**WHAT TO WORK ON**
Reproduce every line of the data below verbatim, without changing, adding, or leaving out anything.

-- Start AVAILABLE DATA --

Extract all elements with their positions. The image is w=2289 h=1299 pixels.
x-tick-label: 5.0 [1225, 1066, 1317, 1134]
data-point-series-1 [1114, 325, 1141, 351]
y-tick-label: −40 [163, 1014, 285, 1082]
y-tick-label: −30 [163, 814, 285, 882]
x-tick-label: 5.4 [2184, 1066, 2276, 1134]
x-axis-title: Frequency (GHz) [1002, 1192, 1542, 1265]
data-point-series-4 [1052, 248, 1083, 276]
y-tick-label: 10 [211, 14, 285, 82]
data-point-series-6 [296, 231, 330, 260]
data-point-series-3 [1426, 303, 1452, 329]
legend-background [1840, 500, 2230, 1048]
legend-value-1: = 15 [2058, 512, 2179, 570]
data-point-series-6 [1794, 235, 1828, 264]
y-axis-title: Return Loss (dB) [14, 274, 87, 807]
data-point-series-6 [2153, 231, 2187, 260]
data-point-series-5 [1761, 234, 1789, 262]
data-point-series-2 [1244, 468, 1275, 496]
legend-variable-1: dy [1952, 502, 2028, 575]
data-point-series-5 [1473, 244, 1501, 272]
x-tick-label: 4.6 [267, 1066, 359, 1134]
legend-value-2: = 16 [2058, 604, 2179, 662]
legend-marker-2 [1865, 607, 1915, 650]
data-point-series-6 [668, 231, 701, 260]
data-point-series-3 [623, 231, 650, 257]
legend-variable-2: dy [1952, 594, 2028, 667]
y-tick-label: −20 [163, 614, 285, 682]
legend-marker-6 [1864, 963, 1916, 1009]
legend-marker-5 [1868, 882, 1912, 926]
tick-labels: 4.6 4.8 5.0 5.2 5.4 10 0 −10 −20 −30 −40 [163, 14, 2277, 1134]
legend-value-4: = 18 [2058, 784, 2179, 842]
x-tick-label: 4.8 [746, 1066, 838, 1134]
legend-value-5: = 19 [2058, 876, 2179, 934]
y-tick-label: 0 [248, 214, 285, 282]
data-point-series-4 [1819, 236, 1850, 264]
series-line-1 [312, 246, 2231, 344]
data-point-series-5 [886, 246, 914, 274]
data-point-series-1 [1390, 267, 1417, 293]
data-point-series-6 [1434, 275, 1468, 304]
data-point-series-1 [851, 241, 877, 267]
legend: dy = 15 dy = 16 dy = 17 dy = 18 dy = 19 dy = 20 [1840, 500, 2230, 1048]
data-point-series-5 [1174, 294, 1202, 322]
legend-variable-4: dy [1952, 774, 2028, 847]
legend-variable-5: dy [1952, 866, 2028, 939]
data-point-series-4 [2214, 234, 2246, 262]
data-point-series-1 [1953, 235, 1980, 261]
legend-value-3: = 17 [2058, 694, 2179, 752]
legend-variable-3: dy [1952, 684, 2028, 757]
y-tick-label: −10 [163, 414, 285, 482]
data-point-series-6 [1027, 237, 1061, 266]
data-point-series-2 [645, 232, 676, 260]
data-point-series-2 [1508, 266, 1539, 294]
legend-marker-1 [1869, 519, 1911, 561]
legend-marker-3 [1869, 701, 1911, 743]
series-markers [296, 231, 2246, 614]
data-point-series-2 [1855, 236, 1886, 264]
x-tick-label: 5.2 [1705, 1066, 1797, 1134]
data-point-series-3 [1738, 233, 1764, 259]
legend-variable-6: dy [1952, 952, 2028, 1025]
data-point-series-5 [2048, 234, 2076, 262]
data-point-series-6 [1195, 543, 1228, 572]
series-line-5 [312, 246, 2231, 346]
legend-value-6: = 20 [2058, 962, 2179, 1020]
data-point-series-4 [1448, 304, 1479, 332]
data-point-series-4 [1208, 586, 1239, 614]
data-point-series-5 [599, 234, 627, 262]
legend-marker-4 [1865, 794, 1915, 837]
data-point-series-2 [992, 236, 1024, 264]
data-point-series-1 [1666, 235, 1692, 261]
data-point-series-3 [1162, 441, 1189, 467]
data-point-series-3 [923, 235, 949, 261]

-- End AVAILABLE DATA --

**REPLY TO THE EXERCISE**
Extract all elements with their positions. The image is w=2289 h=1299 pixels.
x-tick-label: 5.0 [1225, 1066, 1317, 1134]
data-point-series-1 [1114, 325, 1141, 351]
y-tick-label: −40 [163, 1014, 285, 1082]
y-tick-label: −30 [163, 814, 285, 882]
x-tick-label: 5.4 [2184, 1066, 2276, 1134]
x-axis-title: Frequency (GHz) [1002, 1192, 1542, 1265]
data-point-series-4 [1052, 248, 1083, 276]
y-tick-label: 10 [211, 14, 285, 82]
data-point-series-6 [296, 231, 330, 260]
data-point-series-3 [1426, 303, 1452, 329]
legend-background [1840, 500, 2230, 1048]
legend-value-1: = 15 [2058, 512, 2179, 570]
data-point-series-6 [1794, 235, 1828, 264]
y-axis-title: Return Loss (dB) [14, 274, 87, 807]
data-point-series-6 [2153, 231, 2187, 260]
data-point-series-5 [1761, 234, 1789, 262]
data-point-series-2 [1244, 468, 1275, 496]
legend-variable-1: dy [1952, 502, 2028, 575]
data-point-series-5 [1473, 244, 1501, 272]
x-tick-label: 4.6 [267, 1066, 359, 1134]
legend-value-2: = 16 [2058, 604, 2179, 662]
legend-marker-2 [1865, 607, 1915, 650]
data-point-series-6 [668, 231, 701, 260]
data-point-series-3 [623, 231, 650, 257]
legend-variable-2: dy [1952, 594, 2028, 667]
y-tick-label: −20 [163, 614, 285, 682]
legend-marker-6 [1864, 963, 1916, 1009]
legend-marker-5 [1868, 882, 1912, 926]
tick-labels: 4.6 4.8 5.0 5.2 5.4 10 0 −10 −20 −30 −40 [163, 14, 2277, 1134]
legend-value-4: = 18 [2058, 784, 2179, 842]
x-tick-label: 4.8 [746, 1066, 838, 1134]
legend-value-5: = 19 [2058, 876, 2179, 934]
y-tick-label: 0 [248, 214, 285, 282]
data-point-series-4 [1819, 236, 1850, 264]
series-line-1 [312, 246, 2231, 344]
data-point-series-5 [886, 246, 914, 274]
data-point-series-1 [1390, 267, 1417, 293]
data-point-series-6 [1434, 275, 1468, 304]
data-point-series-1 [851, 241, 877, 267]
legend: dy = 15 dy = 16 dy = 17 dy = 18 dy = 19 dy = 20 [1840, 500, 2230, 1048]
data-point-series-5 [1174, 294, 1202, 322]
legend-variable-4: dy [1952, 774, 2028, 847]
legend-variable-5: dy [1952, 866, 2028, 939]
data-point-series-4 [2214, 234, 2246, 262]
data-point-series-1 [1953, 235, 1980, 261]
legend-value-3: = 17 [2058, 694, 2179, 752]
legend-variable-3: dy [1952, 684, 2028, 757]
y-tick-label: −10 [163, 414, 285, 482]
data-point-series-6 [1027, 237, 1061, 266]
data-point-series-2 [645, 232, 676, 260]
data-point-series-2 [1508, 266, 1539, 294]
legend-marker-1 [1869, 519, 1911, 561]
legend-marker-3 [1869, 701, 1911, 743]
series-markers [296, 231, 2246, 614]
data-point-series-2 [1855, 236, 1886, 264]
x-tick-label: 5.2 [1705, 1066, 1797, 1134]
data-point-series-3 [1738, 233, 1764, 259]
legend-variable-6: dy [1952, 952, 2028, 1025]
data-point-series-5 [2048, 234, 2076, 262]
data-point-series-6 [1195, 543, 1228, 572]
series-line-5 [312, 246, 2231, 346]
legend-value-6: = 20 [2058, 962, 2179, 1020]
data-point-series-4 [1448, 304, 1479, 332]
data-point-series-4 [1208, 586, 1239, 614]
data-point-series-5 [599, 234, 627, 262]
legend-marker-4 [1865, 794, 1915, 837]
data-point-series-2 [992, 236, 1024, 264]
data-point-series-1 [1666, 235, 1692, 261]
data-point-series-3 [1162, 441, 1189, 467]
data-point-series-3 [923, 235, 949, 261]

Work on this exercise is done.